__Goal of the exercise__:
Output every record word for word.

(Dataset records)
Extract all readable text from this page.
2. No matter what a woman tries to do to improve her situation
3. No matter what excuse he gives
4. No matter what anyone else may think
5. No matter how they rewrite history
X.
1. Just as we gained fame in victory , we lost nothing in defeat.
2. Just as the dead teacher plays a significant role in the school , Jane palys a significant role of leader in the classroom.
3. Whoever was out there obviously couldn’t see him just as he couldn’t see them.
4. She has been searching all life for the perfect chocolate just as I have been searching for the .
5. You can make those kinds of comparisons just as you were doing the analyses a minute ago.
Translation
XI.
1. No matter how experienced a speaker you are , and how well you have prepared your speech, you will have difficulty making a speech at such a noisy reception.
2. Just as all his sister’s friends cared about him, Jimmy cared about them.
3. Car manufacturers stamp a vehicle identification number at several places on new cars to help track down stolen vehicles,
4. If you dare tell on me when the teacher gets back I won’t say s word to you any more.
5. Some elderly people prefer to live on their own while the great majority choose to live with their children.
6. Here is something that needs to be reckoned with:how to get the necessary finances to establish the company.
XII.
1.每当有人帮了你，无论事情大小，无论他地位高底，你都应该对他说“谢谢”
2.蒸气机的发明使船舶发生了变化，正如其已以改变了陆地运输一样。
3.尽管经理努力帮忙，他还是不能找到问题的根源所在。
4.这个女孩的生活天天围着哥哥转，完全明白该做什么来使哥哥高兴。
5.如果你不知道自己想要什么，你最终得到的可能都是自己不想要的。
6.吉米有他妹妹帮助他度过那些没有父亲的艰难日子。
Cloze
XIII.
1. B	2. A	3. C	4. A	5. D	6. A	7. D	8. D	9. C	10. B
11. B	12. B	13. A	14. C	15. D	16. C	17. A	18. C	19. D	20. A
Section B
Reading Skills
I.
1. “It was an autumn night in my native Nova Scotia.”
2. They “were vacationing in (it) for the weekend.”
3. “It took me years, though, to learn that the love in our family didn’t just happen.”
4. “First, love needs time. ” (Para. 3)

__Full output__:
Extract all readable text from this page.
2. No matter what a woman tries to do to improve her situation
3. No matter what excuse he gives
4. No matter what anyone else may think
5. No matter how they rewrite history
X.
1. Just as we gained fame in victory , we lost nothing in defeat.
2. Just as the dead teacher plays a significant role in the school , Jane palys a significant role of leader in the classroom.
3. Whoever was out there obviously couldn’t see him just as he couldn’t see them.
4. She has been searching all life for the perfect chocolate just as I have been searching for the .
5. You can make those kinds of comparisons just as you were doing the analyses a minute ago.
Translation
XI.
1. No matter how experienced a speaker you are , and how well you have prepared your speech, you will have difficulty making a speech at such a noisy reception.
2. Just as all his sister’s friends cared about him, Jimmy cared about them.
3. Car manufacturers stamp a vehicle identification number at several places on new cars to help track down stolen vehicles,
4. If you dare tell on me when the teacher gets back I won’t say s word to you any more.
5. Some elderly people prefer to live on their own while the great majority choose to live with their children.
6. Here is something that needs to be reckoned with:how to get the necessary finances to establish the company.
XII.
1.每当有人帮了你，无论事情大小，无论他地位高底，你都应该对他说“谢谢”
2.蒸气机的发明使船舶发生了变化，正如其已以改变了陆地运输一样。
3.尽管经理努力帮忙，他还是不能找到问题的根源所在。
4.这个女孩的生活天天围着哥哥转，完全明白该做什么来使哥哥高兴。
5.如果你不知道自己想要什么，你最终得到的可能都是自己不想要的。
6.吉米有他妹妹帮助他度过那些没有父亲的艰难日子。
Cloze
XIII.
1. B	2. A	3. C	4. A	5. D	6. A	7. D	8. D	9. C	10. B
11. B	12. B	13. A	14. C	15. D	16. C	17. A	18. C	19. D	20. A
Section B
Reading Skills
I.
1. “It was an autumn night in my native Nova Scotia.”
2. They “were vacationing in (it) for the weekend.”
3. “It took me years, though, to learn that the love in our family didn’t just happen.”
4. “First, love needs time. ” (Para. 3)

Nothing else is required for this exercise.